## begin

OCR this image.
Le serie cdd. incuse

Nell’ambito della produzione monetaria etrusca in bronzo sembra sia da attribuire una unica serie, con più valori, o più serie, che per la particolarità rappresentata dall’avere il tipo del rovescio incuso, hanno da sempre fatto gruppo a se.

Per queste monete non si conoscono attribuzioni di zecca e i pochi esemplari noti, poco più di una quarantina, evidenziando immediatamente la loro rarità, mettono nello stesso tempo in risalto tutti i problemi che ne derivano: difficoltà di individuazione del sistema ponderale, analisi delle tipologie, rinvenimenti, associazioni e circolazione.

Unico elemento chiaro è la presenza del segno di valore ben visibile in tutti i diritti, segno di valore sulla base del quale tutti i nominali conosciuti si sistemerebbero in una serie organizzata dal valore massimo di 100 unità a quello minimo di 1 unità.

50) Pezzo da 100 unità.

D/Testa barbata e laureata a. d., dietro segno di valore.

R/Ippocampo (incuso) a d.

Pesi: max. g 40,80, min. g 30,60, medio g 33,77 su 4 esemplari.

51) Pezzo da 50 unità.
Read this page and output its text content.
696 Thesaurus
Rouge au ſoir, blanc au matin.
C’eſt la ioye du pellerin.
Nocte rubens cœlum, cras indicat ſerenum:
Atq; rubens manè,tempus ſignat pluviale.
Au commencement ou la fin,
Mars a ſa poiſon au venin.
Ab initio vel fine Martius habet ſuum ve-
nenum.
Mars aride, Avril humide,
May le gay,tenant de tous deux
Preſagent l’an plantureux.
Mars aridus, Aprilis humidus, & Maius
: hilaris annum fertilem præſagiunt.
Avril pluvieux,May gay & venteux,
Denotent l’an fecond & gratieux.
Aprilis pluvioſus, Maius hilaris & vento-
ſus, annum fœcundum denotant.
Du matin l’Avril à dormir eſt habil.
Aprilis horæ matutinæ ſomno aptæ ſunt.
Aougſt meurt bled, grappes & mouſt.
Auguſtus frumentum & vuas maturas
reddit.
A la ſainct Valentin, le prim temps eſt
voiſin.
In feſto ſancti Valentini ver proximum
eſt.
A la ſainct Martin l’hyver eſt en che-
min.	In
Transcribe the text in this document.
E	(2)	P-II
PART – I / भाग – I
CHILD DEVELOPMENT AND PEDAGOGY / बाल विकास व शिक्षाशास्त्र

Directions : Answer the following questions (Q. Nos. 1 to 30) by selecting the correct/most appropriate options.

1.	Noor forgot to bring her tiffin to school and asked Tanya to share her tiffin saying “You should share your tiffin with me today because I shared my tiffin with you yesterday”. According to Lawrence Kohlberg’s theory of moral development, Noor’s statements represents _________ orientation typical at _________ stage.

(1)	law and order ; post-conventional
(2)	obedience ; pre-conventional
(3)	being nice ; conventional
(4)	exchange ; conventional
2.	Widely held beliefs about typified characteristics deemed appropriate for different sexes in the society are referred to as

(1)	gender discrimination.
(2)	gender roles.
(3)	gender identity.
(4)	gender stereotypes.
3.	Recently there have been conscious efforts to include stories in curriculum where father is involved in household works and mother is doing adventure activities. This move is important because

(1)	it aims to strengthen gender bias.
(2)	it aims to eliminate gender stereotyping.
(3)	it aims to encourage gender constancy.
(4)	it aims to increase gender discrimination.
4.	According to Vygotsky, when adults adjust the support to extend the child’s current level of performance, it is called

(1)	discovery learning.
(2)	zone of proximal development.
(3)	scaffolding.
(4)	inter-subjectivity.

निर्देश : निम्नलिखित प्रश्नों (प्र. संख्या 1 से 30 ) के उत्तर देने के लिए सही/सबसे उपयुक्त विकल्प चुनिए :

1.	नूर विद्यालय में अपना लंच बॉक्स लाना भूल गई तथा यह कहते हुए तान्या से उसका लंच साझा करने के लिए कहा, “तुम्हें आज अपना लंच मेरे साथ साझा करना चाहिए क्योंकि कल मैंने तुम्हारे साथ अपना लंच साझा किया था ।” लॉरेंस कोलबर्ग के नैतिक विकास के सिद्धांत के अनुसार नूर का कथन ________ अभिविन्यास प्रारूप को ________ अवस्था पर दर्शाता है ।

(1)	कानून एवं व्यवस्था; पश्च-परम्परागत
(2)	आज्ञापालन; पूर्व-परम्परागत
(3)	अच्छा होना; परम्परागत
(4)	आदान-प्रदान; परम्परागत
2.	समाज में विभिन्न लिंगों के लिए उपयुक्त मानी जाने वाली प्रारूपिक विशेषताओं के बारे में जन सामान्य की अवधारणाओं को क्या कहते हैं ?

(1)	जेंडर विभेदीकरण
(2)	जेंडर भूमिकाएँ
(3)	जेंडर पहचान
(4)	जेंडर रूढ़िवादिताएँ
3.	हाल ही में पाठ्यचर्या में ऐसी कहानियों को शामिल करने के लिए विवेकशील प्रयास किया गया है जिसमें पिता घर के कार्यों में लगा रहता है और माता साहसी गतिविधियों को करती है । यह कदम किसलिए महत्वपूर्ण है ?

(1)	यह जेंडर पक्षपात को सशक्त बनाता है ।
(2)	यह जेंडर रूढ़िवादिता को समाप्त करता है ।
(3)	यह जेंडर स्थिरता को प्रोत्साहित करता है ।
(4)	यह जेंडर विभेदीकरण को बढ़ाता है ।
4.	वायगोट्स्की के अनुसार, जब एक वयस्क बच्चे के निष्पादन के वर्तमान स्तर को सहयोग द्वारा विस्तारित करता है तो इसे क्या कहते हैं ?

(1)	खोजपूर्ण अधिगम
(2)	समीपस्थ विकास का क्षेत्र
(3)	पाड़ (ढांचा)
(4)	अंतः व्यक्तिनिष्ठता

## end

§ **DIRECTIVE**
Write out the material exactly as given.

§ **SOLUTION**
OCR this image.
Le serie cdd. incuse

Nell’ambito della produzione monetaria etrusca in bronzo sembra sia da attribuire una unica serie, con più valori, o più serie, che per la particolarità rappresentata dall’avere il tipo del rovescio incuso, hanno da sempre fatto gruppo a se.

Per queste monete non si conoscono attribuzioni di zecca e i pochi esemplari noti, poco più di una quarantina, evidenziando immediatamente la loro rarità, mettono nello stesso tempo in risalto tutti i problemi che ne derivano: difficoltà di individuazione del sistema ponderale, analisi delle tipologie, rinvenimenti, associazioni e circolazione.

Unico elemento chiaro è la presenza del segno di valore ben visibile in tutti i diritti, segno di valore sulla base del quale tutti i nominali conosciuti si sistemerebbero in una serie organizzata dal valore massimo di 100 unità a quello minimo di 1 unità.

50) Pezzo da 100 unità.

D/Testa barbata e laureata a. d., dietro segno di valore.

R/Ippocampo (incuso) a d.

Pesi: max. g 40,80, min. g 30,60, medio g 33,77 su 4 esemplari.

51) Pezzo da 50 unità.
Read this page and output its text content.
696 Thesaurus
Rouge au ſoir, blanc au matin.
C’eſt la ioye du pellerin.
Nocte rubens cœlum, cras indicat ſerenum:
Atq; rubens manè,tempus ſignat pluviale.
Au commencement ou la fin,
Mars a ſa poiſon au venin.
Ab initio vel fine Martius habet ſuum ve-
nenum.
Mars aride, Avril humide,
May le gay,tenant de tous deux
Preſagent l’an plantureux.
Mars aridus, Aprilis humidus, & Maius
: hilaris annum fertilem præſagiunt.
Avril pluvieux,May gay & venteux,
Denotent l’an fecond & gratieux.
Aprilis pluvioſus, Maius hilaris & vento-
ſus, annum fœcundum denotant.
Du matin l’Avril à dormir eſt habil.
Aprilis horæ matutinæ ſomno aptæ ſunt.
Aougſt meurt bled, grappes & mouſt.
Auguſtus frumentum & vuas maturas
reddit.
A la ſainct Valentin, le prim temps eſt
voiſin.
In feſto ſancti Valentini ver proximum
eſt.
A la ſainct Martin l’hyver eſt en che-
min.	In
Transcribe the text in this document.
E	(2)	P-II
PART – I / भाग – I
CHILD DEVELOPMENT AND PEDAGOGY / बाल विकास व शिक्षाशास्त्र

Directions : Answer the following questions (Q. Nos. 1 to 30) by selecting the correct/most appropriate options.

1.	Noor forgot to bring her tiffin to school and asked Tanya to share her tiffin saying “You should share your tiffin with me today because I shared my tiffin with you yesterday”. According to Lawrence Kohlberg’s theory of moral development, Noor’s statements represents _________ orientation typical at _________ stage.

(1)	law and order ; post-conventional
(2)	obedience ; pre-conventional
(3)	being nice ; conventional
(4)	exchange ; conventional
2.	Widely held beliefs about typified characteristics deemed appropriate for different sexes in the society are referred to as

(1)	gender discrimination.
(2)	gender roles.
(3)	gender identity.
(4)	gender stereotypes.
3.	Recently there have been conscious efforts to include stories in curriculum where father is involved in household works and mother is doing adventure activities. This move is important because

(1)	it aims to strengthen gender bias.
(2)	it aims to eliminate gender stereotyping.
(3)	it aims to encourage gender constancy.
(4)	it aims to increase gender discrimination.
4.	According to Vygotsky, when adults adjust the support to extend the child’s current level of performance, it is called

(1)	discovery learning.
(2)	zone of proximal development.
(3)	scaffolding.
(4)	inter-subjectivity.

निर्देश : निम्नलिखित प्रश्नों (प्र. संख्या 1 से 30 ) के उत्तर देने के लिए सही/सबसे उपयुक्त विकल्प चुनिए :

1.	नूर विद्यालय में अपना लंच बॉक्स लाना भूल गई तथा यह कहते हुए तान्या से उसका लंच साझा करने के लिए कहा, “तुम्हें आज अपना लंच मेरे साथ साझा करना चाहिए क्योंकि कल मैंने तुम्हारे साथ अपना लंच साझा किया था ।” लॉरेंस कोलबर्ग के नैतिक विकास के सिद्धांत के अनुसार नूर का कथन ________ अभिविन्यास प्रारूप को ________ अवस्था पर दर्शाता है ।

(1)	कानून एवं व्यवस्था; पश्च-परम्परागत
(2)	आज्ञापालन; पूर्व-परम्परागत
(3)	अच्छा होना; परम्परागत
(4)	आदान-प्रदान; परम्परागत
2.	समाज में विभिन्न लिंगों के लिए उपयुक्त मानी जाने वाली प्रारूपिक विशेषताओं के बारे में जन सामान्य की अवधारणाओं को क्या कहते हैं ?

(1)	जेंडर विभेदीकरण
(2)	जेंडर भूमिकाएँ
(3)	जेंडर पहचान
(4)	जेंडर रूढ़िवादिताएँ
3.	हाल ही में पाठ्यचर्या में ऐसी कहानियों को शामिल करने के लिए विवेकशील प्रयास किया गया है जिसमें पिता घर के कार्यों में लगा रहता है और माता साहसी गतिविधियों को करती है । यह कदम किसलिए महत्वपूर्ण है ?

(1)	यह जेंडर पक्षपात को सशक्त बनाता है ।
(2)	यह जेंडर रूढ़िवादिता को समाप्त करता है ।
(3)	यह जेंडर स्थिरता को प्रोत्साहित करता है ।
(4)	यह जेंडर विभेदीकरण को बढ़ाता है ।
4.	वायगोट्स्की के अनुसार, जब एक वयस्क बच्चे के निष्पादन के वर्तमान स्तर को सहयोग द्वारा विस्तारित करता है तो इसे क्या कहते हैं ?

(1)	खोजपूर्ण अधिगम
(2)	समीपस्थ विकास का क्षेत्र
(3)	पाड़ (ढांचा)
(4)	अंतः व्यक्तिनिष्ठता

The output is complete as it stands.